Extract provided:

Ideally, when one sets borders, whether it's a family, town, city, county, state, nation, whatever you have a clear cut chain of command, or bureaucracy, that is accountable. When the area within a border is small, it is much easier to be held accountable. At a certain point, though, the area within the border becomes so large that consensus and accountability become difficult, and sometimes impossible.

Economies are constructed, in theory, as a way for people to interrelate to have our needs, physical and otherwise, met. Capitalism is an economic system that uses a medium of exchange, in our case money, to make transactions between entities possible. In nature, you have a similar arrangement with energy, minerals, nutrients, eetc. being the mediums for exchange. Problems in human economies arise when the system become so big that it is difficult for the entities involved (humans) to percieve of the system as a whole. As you limit what is knowable, you also limit what is accountable.

What humanity has done, is to construct a global economy, which in most cases recognizes no borders, and by extension, honors no sovereignty as sovereignty is wholly dependent upon recognition of it boundaries.

What this means for ordinary people, is that we have limited opportunity to exercise accountabilty over our economic systems. We have become wholly reliant upon a shrinking group of people to be accountable for our economy.

In regards to Mexico, this means many things. We destroy their domestic markets by dumping cheap agricultural goods on their markets. This means that Mexicans cannot contribute toward meeting their own needs domestically. That makes them dependent upon meeting someone elses needs and hoping that in doing so, they will have their needs met. This puts the power in the hands of those that are in the business of manufacturing and moving goods toward other markets.

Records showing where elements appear

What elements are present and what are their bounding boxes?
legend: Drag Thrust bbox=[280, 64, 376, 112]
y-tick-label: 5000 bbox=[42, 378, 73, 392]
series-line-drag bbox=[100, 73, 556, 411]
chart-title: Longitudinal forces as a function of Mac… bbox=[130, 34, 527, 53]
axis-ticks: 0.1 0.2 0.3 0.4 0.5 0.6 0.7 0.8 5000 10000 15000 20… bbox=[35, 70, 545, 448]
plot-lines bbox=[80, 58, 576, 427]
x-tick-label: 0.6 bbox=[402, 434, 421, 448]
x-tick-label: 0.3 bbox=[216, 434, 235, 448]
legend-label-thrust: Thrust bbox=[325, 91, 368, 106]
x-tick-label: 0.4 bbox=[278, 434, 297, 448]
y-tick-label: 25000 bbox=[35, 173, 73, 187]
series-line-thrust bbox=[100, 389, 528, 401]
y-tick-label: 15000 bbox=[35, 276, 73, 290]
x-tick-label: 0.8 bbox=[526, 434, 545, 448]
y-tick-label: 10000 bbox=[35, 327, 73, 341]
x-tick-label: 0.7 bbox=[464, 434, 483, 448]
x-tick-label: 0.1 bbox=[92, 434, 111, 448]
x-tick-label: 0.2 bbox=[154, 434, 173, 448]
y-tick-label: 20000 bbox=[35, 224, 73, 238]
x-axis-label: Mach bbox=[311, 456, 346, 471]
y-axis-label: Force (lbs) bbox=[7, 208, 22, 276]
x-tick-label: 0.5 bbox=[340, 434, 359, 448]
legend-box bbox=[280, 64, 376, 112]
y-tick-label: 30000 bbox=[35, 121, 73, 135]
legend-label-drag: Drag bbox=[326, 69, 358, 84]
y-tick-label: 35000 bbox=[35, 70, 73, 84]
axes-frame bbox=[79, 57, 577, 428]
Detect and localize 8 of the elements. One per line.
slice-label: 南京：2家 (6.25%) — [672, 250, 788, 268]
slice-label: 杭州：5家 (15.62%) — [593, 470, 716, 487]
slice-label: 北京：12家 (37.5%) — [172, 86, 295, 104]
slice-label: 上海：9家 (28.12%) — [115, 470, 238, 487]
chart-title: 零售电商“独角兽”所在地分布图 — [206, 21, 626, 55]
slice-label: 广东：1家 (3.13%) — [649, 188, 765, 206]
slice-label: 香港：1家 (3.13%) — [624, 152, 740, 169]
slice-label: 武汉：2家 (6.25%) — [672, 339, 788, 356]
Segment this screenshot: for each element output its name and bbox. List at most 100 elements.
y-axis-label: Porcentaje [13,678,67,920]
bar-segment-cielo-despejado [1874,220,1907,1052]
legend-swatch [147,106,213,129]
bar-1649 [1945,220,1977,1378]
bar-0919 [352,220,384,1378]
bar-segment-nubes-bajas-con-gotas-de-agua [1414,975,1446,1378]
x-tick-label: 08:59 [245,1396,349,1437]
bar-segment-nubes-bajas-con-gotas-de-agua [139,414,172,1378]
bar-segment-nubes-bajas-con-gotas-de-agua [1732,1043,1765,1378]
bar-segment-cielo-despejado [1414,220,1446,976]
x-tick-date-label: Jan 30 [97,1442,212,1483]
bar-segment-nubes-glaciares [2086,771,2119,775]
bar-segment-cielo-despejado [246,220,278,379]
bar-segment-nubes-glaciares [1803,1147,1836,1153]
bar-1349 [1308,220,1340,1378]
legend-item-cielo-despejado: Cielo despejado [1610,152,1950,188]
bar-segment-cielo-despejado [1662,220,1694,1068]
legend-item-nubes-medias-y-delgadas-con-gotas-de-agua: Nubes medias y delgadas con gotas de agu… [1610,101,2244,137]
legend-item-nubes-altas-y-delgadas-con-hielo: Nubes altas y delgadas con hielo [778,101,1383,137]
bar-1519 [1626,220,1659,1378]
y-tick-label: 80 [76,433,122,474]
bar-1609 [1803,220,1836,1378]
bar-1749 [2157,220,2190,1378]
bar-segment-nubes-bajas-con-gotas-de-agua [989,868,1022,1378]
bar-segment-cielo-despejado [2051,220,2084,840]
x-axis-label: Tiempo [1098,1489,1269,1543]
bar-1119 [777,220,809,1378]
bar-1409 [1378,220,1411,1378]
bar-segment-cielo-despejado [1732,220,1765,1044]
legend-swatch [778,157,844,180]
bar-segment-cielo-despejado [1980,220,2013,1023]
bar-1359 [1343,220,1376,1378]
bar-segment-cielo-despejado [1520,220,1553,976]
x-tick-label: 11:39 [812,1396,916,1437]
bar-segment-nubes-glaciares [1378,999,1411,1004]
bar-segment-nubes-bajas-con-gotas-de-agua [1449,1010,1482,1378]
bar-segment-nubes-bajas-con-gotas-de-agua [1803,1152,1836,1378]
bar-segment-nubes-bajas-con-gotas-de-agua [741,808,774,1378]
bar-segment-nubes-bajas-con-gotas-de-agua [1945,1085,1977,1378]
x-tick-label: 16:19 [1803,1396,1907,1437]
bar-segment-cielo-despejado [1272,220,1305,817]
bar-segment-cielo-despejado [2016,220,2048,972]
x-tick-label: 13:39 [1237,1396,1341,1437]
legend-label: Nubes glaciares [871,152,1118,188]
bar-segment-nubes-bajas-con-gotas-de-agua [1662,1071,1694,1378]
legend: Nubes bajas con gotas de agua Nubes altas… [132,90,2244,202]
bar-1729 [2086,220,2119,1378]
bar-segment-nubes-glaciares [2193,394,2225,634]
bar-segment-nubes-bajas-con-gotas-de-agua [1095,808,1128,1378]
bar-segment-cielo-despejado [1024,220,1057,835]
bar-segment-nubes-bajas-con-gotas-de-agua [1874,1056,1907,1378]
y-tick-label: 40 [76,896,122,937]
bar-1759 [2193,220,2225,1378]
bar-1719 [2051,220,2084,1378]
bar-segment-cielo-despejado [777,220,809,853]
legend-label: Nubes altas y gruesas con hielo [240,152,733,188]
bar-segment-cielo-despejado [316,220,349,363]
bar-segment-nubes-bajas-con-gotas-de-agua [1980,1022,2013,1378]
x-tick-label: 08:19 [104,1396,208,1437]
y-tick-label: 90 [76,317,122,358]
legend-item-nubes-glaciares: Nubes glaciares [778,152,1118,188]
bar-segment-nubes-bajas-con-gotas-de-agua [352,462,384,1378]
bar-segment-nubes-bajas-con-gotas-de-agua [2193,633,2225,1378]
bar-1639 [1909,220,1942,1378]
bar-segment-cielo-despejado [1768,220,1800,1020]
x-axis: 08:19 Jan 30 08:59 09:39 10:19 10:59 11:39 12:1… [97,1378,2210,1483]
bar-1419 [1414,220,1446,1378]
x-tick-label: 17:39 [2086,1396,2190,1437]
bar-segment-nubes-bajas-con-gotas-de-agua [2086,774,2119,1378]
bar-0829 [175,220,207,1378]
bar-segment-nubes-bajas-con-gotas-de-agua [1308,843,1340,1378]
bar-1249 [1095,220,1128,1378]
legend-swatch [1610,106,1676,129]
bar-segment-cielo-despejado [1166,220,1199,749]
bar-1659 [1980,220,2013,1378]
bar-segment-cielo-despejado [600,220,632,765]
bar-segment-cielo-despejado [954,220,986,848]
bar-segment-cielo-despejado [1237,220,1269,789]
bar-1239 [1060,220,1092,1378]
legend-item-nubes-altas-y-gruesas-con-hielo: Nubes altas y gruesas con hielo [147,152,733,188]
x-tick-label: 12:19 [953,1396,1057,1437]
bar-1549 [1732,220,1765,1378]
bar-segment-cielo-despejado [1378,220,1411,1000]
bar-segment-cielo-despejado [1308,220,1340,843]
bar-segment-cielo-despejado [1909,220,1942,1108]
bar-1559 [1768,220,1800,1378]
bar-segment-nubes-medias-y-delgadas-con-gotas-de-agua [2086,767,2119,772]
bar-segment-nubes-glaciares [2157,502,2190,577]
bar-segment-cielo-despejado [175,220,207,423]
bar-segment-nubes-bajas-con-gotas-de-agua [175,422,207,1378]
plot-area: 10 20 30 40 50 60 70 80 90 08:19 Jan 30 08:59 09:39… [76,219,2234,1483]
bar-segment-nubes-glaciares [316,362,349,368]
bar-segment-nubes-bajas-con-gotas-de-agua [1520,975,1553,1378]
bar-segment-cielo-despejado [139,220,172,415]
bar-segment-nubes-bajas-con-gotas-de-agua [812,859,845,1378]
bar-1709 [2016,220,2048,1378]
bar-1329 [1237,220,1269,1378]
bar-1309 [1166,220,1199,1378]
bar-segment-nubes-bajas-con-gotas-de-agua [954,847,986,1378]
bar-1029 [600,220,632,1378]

Objective:
Copy out the passage on borders and accountability in full, word for word. The data stand apart from the passage on borders and accountability.

Answer to this task:
Ideally, when one sets borders, whether it's a family, town, city, county, state, nation, whatever you have a clear cut chain of command, or bureaucracy, that is accountable. When the area within a border is small, it is much easier to be held accountable. At a certain point, though, the area within the border becomes so large that consensus and accountability become difficult, and sometimes impossible.

Economies are constructed, in theory, as a way for people to interrelate to have our needs, physical and otherwise, met. Capitalism is an economic system that uses a medium of exchange, in our case money, to make transactions between entities possible. In nature, you have a similar arrangement with energy, minerals, nutrients, eetc. being the mediums for exchange. Problems in human economies arise when the system become so big that it is difficult for the entities involved (humans) to percieve of the system as a whole. As you limit what is knowable, you also limit what is accountable.

What humanity has done, is to construct a global economy, which in most cases recognizes no borders, and by extension, honors no sovereignty as sovereignty is wholly dependent upon recognition of it boundaries.

What this means for ordinary people, is that we have limited opportunity to exercise accountabilty over our economic systems. We have become wholly reliant upon a shrinking group of people to be accountable for our economy.

In regards to Mexico, this means many things. We destroy their domestic markets by dumping cheap agricultural goods on their markets. This means that Mexicans cannot contribute toward meeting their own needs domestically. That makes them dependent upon meeting someone elses needs and hoping that in doing so, they will have their needs met. This puts the power in the hands of those that are in the business of manufacturing and moving goods toward other markets.